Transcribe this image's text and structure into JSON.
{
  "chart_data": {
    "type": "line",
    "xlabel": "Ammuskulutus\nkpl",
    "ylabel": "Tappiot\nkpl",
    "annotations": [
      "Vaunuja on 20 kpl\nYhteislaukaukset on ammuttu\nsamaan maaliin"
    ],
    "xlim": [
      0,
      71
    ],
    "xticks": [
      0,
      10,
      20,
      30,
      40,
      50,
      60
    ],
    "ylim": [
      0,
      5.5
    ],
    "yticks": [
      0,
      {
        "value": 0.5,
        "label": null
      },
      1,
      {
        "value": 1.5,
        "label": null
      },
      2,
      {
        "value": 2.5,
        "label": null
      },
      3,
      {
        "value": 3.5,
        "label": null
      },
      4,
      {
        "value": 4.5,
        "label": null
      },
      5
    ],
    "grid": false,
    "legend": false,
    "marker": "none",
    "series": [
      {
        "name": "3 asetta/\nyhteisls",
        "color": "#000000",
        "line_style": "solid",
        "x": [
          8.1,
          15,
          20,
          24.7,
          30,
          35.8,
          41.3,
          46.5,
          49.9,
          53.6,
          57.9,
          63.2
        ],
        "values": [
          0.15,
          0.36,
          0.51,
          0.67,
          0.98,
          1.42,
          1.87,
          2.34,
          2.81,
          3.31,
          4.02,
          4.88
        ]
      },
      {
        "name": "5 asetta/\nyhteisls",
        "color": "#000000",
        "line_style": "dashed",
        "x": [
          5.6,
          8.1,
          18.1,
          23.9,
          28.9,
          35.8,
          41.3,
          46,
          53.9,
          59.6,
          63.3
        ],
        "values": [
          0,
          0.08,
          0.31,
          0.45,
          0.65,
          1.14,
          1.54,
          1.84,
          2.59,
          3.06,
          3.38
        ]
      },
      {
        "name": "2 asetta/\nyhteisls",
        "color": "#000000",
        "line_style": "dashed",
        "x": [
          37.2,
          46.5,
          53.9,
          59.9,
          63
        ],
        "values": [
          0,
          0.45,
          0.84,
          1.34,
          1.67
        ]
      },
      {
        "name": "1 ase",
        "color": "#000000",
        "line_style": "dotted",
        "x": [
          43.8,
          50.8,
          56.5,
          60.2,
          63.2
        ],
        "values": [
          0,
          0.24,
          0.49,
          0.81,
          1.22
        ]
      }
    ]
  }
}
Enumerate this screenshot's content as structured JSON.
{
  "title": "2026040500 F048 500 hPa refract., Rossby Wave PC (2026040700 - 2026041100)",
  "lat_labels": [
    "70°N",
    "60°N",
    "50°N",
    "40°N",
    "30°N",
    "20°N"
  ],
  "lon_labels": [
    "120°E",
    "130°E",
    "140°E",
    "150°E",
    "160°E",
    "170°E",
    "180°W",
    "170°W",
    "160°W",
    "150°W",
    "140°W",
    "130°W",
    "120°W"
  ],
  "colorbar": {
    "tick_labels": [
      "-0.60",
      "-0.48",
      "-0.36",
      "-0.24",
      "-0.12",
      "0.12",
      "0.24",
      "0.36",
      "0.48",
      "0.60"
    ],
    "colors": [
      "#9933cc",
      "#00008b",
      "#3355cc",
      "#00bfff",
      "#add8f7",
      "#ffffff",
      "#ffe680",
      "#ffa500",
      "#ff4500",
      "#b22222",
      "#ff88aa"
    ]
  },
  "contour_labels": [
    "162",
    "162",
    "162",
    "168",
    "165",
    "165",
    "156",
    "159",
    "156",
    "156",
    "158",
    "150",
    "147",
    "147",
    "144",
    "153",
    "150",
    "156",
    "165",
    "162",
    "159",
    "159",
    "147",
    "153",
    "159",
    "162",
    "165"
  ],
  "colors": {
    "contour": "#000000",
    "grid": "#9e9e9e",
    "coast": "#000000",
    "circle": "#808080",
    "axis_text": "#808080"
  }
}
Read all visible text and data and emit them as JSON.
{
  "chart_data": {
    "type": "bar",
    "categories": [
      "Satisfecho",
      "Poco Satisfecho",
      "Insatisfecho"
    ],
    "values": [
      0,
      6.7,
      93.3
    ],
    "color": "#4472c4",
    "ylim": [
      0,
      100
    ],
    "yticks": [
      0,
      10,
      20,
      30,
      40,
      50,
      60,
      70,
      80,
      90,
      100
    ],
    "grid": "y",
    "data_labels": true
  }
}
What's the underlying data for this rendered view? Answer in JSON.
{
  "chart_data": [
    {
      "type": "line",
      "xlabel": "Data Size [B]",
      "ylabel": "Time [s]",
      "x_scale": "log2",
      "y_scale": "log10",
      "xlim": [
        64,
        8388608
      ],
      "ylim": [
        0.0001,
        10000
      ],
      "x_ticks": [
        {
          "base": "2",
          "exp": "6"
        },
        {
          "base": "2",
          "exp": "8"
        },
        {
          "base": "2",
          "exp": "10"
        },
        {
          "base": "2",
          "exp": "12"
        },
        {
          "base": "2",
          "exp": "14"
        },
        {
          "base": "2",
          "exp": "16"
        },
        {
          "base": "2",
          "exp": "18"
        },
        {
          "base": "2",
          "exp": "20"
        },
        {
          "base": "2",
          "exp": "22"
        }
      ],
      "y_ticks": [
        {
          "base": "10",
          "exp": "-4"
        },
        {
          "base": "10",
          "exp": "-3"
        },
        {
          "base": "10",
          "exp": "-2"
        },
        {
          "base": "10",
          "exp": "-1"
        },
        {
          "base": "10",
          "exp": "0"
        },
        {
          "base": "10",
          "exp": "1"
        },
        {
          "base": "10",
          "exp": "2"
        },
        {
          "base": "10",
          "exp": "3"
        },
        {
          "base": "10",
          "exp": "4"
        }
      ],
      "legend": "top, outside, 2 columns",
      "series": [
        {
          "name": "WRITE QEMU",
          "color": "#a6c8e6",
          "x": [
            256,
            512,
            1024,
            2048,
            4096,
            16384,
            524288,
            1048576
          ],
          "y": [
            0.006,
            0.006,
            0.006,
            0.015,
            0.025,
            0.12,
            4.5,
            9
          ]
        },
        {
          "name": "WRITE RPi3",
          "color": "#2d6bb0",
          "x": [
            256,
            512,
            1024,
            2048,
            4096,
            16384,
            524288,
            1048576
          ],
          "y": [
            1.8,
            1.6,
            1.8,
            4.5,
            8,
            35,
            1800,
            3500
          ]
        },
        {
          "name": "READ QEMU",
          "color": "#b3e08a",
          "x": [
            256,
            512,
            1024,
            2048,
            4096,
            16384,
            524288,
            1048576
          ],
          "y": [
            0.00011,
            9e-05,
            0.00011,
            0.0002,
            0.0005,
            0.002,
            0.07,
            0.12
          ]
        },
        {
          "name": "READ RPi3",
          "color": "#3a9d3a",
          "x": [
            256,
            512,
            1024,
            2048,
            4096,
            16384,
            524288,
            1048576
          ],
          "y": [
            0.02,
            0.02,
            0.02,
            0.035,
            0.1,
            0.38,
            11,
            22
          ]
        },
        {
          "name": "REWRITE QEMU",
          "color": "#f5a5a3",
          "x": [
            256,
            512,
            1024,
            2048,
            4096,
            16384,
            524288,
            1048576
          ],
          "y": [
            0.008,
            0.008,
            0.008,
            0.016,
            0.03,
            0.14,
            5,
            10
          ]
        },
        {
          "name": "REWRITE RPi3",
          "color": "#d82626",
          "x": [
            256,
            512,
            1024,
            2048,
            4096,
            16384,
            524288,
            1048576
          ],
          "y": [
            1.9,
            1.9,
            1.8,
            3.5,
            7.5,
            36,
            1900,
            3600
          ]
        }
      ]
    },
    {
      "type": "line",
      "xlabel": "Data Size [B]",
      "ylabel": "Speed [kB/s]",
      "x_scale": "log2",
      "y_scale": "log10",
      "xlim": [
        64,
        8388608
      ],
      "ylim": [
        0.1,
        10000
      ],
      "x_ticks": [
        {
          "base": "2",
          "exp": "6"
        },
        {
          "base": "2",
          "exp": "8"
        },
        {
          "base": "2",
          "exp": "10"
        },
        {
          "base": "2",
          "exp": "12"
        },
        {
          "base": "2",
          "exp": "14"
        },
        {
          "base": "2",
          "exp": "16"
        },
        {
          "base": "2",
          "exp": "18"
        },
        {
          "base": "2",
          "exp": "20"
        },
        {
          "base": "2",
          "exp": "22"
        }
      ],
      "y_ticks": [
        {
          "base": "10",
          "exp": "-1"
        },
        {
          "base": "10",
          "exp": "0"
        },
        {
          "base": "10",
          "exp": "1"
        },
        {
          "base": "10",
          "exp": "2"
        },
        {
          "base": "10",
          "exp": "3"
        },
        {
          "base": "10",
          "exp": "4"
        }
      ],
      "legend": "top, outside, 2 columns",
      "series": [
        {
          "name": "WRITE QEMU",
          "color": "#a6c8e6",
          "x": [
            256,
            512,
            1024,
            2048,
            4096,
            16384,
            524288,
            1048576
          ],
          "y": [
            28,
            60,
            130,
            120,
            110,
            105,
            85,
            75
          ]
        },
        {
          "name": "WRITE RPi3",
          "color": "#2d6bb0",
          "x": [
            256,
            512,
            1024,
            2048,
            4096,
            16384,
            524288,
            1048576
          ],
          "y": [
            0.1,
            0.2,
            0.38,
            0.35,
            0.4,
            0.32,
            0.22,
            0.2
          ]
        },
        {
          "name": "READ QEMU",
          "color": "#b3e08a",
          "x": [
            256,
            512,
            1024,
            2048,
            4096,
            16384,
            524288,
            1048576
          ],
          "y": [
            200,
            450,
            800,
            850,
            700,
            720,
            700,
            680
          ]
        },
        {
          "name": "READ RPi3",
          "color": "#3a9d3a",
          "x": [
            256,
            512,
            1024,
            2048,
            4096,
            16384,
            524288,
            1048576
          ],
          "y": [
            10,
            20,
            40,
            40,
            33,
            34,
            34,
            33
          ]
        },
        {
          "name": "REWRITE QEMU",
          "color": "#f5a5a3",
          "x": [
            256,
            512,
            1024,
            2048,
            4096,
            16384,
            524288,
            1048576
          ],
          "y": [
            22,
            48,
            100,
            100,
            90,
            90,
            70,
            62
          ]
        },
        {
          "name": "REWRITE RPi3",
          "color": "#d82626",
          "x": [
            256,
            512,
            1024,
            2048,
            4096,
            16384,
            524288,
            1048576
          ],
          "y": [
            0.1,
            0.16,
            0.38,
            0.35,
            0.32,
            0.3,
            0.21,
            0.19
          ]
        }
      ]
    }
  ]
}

● **Goal**: Find all lines holding the string "this" and copy them.

● **Task response**:
Transcribe this image's text and structure into JSON.
Enumerate this screenshot's content as structured JSON.
What's the underlying data for this rendered view? Answer in JSON.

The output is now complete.